Written problem: Beneath this sentence is a set of records; write each of them out exactly.

Stored data entries:
(begin)

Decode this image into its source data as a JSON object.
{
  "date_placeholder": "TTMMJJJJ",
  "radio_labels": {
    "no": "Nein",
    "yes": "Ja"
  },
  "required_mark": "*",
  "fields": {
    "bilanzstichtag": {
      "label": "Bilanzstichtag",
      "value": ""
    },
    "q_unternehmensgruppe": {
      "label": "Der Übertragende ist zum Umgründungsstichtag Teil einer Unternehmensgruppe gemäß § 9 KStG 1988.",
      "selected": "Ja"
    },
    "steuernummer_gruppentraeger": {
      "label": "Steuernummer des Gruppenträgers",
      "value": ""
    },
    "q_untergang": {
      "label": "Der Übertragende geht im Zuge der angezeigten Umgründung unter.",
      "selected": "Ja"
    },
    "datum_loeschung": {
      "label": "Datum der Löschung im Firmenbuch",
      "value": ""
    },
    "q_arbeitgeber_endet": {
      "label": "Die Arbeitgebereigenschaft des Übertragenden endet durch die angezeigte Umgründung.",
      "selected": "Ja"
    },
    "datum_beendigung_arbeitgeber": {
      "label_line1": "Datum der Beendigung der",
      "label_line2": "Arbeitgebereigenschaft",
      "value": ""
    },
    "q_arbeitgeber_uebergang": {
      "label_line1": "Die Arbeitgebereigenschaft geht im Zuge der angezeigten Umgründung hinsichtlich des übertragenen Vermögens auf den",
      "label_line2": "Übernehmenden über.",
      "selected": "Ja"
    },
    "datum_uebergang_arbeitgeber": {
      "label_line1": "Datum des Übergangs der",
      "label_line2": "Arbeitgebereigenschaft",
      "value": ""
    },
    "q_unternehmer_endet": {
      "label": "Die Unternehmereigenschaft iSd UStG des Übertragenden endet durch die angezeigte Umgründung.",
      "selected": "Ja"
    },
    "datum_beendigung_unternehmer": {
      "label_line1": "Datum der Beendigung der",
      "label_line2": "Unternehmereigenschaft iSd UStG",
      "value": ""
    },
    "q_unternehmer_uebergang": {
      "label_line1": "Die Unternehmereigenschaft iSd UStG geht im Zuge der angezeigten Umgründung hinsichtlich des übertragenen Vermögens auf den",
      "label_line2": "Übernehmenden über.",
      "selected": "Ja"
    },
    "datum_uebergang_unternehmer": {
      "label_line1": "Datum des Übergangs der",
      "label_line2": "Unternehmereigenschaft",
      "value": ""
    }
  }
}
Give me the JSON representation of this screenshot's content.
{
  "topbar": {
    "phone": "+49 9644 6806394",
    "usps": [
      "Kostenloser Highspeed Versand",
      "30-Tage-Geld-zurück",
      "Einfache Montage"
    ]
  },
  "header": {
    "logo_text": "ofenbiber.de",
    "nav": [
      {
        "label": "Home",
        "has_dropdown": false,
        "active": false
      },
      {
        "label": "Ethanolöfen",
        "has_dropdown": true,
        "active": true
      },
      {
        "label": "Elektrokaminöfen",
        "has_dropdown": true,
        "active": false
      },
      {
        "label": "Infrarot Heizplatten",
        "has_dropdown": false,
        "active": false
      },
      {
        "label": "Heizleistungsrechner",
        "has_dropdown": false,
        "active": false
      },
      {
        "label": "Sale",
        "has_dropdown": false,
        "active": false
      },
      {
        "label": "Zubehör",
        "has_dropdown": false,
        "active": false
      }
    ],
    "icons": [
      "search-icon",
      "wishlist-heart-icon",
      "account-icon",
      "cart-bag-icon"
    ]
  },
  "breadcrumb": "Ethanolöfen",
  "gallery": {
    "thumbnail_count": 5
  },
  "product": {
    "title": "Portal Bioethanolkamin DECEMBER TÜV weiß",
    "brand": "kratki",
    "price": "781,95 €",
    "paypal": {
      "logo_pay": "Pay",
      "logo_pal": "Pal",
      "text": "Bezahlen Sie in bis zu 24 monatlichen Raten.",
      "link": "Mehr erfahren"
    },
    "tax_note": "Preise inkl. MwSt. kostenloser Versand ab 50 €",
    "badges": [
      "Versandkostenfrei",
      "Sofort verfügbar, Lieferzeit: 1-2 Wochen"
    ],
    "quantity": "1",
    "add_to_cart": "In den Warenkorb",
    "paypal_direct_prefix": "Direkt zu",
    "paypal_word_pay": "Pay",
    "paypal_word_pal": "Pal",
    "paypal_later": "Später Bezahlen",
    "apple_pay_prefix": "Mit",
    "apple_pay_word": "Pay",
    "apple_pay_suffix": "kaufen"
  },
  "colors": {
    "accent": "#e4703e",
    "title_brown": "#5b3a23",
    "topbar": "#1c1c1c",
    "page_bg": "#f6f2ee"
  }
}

(end)

Written response:
Decode this image into its source data as a JSON object.
{
  "date_placeholder": "TTMMJJJJ",
  "radio_labels": {
    "no": "Nein",
    "yes": "Ja"
  },
  "required_mark": "*",
  "fields": {
    "bilanzstichtag": {
      "label": "Bilanzstichtag",
      "value": ""
    },
    "q_unternehmensgruppe": {
      "label": "Der Übertragende ist zum Umgründungsstichtag Teil einer Unternehmensgruppe gemäß § 9 KStG 1988.",
      "selected": "Ja"
    },
    "steuernummer_gruppentraeger": {
      "label": "Steuernummer des Gruppenträgers",
      "value": ""
    },
    "q_untergang": {
      "label": "Der Übertragende geht im Zuge der angezeigten Umgründung unter.",
      "selected": "Ja"
    },
    "datum_loeschung": {
      "label": "Datum der Löschung im Firmenbuch",
      "value": ""
    },
    "q_arbeitgeber_endet": {
      "label": "Die Arbeitgebereigenschaft des Übertragenden endet durch die angezeigte Umgründung.",
      "selected": "Ja"
    },
    "datum_beendigung_arbeitgeber": {
      "label_line1": "Datum der Beendigung der",
      "label_line2": "Arbeitgebereigenschaft",
      "value": ""
    },
    "q_arbeitgeber_uebergang": {
      "label_line1": "Die Arbeitgebereigenschaft geht im Zuge der angezeigten Umgründung hinsichtlich des übertragenen Vermögens auf den",
      "label_line2": "Übernehmenden über.",
      "selected": "Ja"
    },
    "datum_uebergang_arbeitgeber": {
      "label_line1": "Datum des Übergangs der",
      "label_line2": "Arbeitgebereigenschaft",
      "value": ""
    },
    "q_unternehmer_endet": {
      "label": "Die Unternehmereigenschaft iSd UStG des Übertragenden endet durch die angezeigte Umgründung.",
      "selected": "Ja"
    },
    "datum_beendigung_unternehmer": {
      "label_line1": "Datum der Beendigung der",
      "label_line2": "Unternehmereigenschaft iSd UStG",
      "value": ""
    },
    "q_unternehmer_uebergang": {
      "label_line1": "Die Unternehmereigenschaft iSd UStG geht im Zuge der angezeigten Umgründung hinsichtlich des übertragenen Vermögens auf den",
      "label_line2": "Übernehmenden über.",
      "selected": "Ja"
    },
    "datum_uebergang_unternehmer": {
      "label_line1": "Datum des Übergangs der",
      "label_line2": "Unternehmereigenschaft",
      "value": ""
    }
  }
}
Give me the JSON representation of this screenshot's content.
{
  "topbar": {
    "phone": "+49 9644 6806394",
    "usps": [
      "Kostenloser Highspeed Versand",
      "30-Tage-Geld-zurück",
      "Einfache Montage"
    ]
  },
  "header": {
    "logo_text": "ofenbiber.de",
    "nav": [
      {
        "label": "Home",
        "has_dropdown": false,
        "active": false
      },
      {
        "label": "Ethanolöfen",
        "has_dropdown": true,
        "active": true
      },
      {
        "label": "Elektrokaminöfen",
        "has_dropdown": true,
        "active": false
      },
      {
        "label": "Infrarot Heizplatten",
        "has_dropdown": false,
        "active": false
      },
      {
        "label": "Heizleistungsrechner",
        "has_dropdown": false,
        "active": false
      },
      {
        "label": "Sale",
        "has_dropdown": false,
        "active": false
      },
      {
        "label": "Zubehör",
        "has_dropdown": false,
        "active": false
      }
    ],
    "icons": [
      "search-icon",
      "wishlist-heart-icon",
      "account-icon",
      "cart-bag-icon"
    ]
  },
  "breadcrumb": "Ethanolöfen",
  "gallery": {
    "thumbnail_count": 5
  },
  "product": {
    "title": "Portal Bioethanolkamin DECEMBER TÜV weiß",
    "brand": "kratki",
    "price": "781,95 €",
    "paypal": {
      "logo_pay": "Pay",
      "logo_pal": "Pal",
      "text": "Bezahlen Sie in bis zu 24 monatlichen Raten.",
      "link": "Mehr erfahren"
    },
    "tax_note": "Preise inkl. MwSt. kostenloser Versand ab 50 €",
    "badges": [
      "Versandkostenfrei",
      "Sofort verfügbar, Lieferzeit: 1-2 Wochen"
    ],
    "quantity": "1",
    "add_to_cart": "In den Warenkorb",
    "paypal_direct_prefix": "Direkt zu",
    "paypal_word_pay": "Pay",
    "paypal_word_pal": "Pal",
    "paypal_later": "Später Bezahlen",
    "apple_pay_prefix": "Mit",
    "apple_pay_word": "Pay",
    "apple_pay_suffix": "kaufen"
  },
  "colors": {
    "accent": "#e4703e",
    "title_brown": "#5b3a23",
    "topbar": "#1c1c1c",
    "page_bg": "#f6f2ee"
  }
}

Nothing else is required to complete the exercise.